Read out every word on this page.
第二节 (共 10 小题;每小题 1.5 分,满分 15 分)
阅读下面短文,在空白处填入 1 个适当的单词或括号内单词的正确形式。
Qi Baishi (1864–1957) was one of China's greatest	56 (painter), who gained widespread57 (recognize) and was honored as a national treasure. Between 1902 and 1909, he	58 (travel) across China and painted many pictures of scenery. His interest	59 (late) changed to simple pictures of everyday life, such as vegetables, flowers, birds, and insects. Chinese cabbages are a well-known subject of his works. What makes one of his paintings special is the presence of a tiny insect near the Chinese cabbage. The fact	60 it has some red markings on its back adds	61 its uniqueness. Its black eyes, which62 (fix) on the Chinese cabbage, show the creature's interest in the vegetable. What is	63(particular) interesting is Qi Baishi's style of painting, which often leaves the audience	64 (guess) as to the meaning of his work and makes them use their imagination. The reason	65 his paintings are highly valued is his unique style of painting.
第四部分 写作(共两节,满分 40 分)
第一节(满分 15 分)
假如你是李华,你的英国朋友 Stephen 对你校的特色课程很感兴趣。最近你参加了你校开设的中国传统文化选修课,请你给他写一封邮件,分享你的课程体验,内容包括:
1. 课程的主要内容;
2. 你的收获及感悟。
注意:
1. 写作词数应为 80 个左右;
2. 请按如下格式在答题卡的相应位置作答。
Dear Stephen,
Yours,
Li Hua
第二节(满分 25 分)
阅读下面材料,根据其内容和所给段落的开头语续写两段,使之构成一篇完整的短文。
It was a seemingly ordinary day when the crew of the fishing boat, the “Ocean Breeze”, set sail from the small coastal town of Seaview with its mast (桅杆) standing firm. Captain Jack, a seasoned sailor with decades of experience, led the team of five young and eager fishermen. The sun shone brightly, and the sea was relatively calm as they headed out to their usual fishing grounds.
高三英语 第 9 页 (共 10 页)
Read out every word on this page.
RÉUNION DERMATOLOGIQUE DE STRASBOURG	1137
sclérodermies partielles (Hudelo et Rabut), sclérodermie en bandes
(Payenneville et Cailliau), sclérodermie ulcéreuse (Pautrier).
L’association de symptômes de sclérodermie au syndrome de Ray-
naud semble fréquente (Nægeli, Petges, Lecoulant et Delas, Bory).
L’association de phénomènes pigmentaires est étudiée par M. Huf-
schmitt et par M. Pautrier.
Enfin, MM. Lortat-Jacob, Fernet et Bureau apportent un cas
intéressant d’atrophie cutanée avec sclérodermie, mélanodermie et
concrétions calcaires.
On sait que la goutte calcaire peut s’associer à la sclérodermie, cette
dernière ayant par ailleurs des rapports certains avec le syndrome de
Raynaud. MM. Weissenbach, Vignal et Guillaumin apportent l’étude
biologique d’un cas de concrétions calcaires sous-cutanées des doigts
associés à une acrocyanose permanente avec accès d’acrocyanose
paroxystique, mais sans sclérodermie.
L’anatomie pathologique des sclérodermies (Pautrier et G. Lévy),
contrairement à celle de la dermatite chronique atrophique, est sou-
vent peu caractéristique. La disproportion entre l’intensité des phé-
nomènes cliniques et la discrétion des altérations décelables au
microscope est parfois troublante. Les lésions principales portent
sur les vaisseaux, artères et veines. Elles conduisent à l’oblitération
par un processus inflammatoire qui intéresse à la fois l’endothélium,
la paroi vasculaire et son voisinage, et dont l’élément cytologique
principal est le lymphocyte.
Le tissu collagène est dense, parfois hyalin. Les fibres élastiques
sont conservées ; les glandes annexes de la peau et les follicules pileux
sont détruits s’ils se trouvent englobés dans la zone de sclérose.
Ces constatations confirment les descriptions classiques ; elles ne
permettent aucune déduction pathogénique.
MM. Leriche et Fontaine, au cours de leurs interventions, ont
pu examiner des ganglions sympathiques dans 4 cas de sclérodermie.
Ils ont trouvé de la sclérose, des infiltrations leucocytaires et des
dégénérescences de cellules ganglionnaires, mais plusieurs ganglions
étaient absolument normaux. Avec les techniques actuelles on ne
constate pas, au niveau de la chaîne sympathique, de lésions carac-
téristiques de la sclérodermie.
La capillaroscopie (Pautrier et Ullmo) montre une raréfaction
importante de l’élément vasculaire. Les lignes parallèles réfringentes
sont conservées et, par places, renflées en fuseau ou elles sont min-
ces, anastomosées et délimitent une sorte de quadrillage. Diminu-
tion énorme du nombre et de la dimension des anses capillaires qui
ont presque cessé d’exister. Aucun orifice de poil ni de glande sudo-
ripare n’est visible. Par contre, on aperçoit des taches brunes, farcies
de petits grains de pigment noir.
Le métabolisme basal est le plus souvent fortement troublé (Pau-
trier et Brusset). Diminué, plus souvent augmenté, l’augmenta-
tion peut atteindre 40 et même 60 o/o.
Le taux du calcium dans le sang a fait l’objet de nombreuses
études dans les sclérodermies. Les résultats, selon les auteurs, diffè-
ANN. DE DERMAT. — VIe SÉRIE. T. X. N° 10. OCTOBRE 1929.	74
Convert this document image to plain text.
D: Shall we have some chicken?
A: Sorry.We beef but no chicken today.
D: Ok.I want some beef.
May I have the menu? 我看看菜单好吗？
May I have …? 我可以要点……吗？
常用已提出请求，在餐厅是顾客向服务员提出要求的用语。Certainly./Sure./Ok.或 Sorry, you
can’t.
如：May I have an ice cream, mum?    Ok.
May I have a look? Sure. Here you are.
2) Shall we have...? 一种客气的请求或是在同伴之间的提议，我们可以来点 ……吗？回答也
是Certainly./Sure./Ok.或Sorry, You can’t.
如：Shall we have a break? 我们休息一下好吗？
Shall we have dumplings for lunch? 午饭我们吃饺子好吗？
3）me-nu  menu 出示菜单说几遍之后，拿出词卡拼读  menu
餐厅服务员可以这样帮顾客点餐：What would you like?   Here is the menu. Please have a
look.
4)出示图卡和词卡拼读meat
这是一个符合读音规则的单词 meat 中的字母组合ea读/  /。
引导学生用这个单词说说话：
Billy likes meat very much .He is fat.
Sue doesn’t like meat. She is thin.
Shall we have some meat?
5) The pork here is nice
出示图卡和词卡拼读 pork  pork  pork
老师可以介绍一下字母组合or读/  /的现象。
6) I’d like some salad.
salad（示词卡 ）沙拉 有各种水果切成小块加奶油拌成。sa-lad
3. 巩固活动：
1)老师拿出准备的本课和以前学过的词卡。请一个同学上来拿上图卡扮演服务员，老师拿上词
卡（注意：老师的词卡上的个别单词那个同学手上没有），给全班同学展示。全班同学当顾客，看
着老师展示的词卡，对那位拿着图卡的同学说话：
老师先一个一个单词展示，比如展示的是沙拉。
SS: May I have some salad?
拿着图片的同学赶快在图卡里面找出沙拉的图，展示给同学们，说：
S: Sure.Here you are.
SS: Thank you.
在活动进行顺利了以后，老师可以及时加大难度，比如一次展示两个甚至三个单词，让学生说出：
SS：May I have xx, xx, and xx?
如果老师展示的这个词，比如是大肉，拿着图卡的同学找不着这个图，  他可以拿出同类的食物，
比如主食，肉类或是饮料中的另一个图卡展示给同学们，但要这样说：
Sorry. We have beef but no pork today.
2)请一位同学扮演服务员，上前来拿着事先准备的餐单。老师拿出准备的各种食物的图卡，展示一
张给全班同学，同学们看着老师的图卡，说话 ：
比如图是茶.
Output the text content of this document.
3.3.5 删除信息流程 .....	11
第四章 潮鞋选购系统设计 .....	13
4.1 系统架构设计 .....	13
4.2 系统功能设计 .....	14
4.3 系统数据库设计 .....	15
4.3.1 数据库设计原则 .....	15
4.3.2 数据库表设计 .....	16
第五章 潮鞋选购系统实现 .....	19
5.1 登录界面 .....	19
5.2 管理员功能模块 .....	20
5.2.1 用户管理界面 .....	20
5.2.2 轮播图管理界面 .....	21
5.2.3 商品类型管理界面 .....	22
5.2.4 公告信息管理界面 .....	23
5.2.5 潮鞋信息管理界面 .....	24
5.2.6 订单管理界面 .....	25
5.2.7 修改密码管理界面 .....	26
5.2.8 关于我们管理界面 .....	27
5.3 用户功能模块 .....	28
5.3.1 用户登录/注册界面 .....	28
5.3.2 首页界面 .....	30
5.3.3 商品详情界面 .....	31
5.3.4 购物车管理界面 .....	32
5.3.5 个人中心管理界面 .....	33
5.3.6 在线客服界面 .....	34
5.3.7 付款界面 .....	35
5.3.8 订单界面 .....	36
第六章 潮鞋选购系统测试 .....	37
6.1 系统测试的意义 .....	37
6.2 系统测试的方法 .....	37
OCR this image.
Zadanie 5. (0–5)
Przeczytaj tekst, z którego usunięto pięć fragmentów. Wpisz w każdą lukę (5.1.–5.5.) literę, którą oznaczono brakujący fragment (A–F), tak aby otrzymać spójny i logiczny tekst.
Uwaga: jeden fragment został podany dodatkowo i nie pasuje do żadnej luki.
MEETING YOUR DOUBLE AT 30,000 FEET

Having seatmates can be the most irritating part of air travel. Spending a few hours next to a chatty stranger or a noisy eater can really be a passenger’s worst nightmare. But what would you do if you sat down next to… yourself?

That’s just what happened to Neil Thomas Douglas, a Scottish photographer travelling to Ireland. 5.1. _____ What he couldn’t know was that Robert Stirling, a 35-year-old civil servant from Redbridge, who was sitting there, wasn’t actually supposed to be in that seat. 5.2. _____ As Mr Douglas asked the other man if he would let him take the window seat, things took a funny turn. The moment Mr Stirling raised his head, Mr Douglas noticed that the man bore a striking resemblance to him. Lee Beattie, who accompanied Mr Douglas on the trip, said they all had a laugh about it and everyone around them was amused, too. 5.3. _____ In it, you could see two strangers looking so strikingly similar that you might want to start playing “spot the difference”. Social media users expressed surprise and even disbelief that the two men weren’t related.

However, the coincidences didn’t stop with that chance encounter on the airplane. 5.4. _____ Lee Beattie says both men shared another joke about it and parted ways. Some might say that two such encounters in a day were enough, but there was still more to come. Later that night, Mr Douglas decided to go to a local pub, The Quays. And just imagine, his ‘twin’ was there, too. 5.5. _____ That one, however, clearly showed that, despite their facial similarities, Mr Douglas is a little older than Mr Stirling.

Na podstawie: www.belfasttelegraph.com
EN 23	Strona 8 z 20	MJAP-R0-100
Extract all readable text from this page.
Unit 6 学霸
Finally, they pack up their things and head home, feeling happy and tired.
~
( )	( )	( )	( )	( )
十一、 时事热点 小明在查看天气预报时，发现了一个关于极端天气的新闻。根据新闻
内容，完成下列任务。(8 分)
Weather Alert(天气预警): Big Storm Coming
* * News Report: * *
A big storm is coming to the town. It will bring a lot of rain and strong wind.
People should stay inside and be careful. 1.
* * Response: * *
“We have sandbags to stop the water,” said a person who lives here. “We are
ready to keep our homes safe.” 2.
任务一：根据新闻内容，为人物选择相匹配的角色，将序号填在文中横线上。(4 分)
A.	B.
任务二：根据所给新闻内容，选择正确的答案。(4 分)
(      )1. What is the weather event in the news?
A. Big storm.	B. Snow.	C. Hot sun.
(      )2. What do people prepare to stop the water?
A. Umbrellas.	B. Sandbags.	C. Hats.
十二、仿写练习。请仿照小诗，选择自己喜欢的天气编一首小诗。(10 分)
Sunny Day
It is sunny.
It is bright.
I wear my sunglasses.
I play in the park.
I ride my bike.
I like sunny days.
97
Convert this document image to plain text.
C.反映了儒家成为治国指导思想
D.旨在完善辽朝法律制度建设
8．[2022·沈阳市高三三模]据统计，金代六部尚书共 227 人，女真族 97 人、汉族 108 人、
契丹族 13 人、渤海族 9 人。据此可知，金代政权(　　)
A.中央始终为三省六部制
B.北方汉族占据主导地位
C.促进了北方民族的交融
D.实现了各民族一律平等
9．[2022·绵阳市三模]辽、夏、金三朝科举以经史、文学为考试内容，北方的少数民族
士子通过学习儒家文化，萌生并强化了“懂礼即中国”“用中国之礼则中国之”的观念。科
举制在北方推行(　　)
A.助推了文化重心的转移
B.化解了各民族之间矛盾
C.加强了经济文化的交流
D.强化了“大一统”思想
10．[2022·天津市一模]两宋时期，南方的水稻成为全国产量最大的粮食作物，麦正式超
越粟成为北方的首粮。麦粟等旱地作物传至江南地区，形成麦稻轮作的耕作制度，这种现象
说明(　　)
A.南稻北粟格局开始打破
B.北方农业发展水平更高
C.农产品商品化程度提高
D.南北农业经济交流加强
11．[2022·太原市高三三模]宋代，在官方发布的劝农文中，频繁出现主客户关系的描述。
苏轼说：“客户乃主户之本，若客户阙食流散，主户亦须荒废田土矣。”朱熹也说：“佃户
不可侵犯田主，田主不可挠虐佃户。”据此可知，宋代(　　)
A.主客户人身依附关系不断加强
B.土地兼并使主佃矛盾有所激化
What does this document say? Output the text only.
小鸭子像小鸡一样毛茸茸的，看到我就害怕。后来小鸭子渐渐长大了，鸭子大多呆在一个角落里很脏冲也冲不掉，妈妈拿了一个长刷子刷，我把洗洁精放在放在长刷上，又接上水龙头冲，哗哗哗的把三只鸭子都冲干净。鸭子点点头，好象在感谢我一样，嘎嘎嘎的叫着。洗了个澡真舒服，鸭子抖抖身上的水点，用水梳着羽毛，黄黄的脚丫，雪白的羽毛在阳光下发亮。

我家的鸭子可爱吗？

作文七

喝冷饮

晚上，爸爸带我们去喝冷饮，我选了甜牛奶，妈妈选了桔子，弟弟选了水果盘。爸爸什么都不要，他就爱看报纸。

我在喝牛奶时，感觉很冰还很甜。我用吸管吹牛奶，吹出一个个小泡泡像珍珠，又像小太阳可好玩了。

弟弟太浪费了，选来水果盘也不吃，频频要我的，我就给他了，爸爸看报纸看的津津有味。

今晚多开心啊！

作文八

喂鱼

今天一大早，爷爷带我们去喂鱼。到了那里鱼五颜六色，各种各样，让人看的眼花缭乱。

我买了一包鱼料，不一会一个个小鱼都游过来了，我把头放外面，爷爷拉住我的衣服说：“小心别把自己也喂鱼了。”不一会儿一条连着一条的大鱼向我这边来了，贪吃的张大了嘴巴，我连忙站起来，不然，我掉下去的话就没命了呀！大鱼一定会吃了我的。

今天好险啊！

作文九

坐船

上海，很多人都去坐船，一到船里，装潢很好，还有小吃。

## Exercise
Pick out lines containing the word "parfois", each one as written.

## Task solution
microscope est parfois troublante. Les lésions principales portent
Le tissu collagène est dense, parfois hyalin. Les fibres élastiques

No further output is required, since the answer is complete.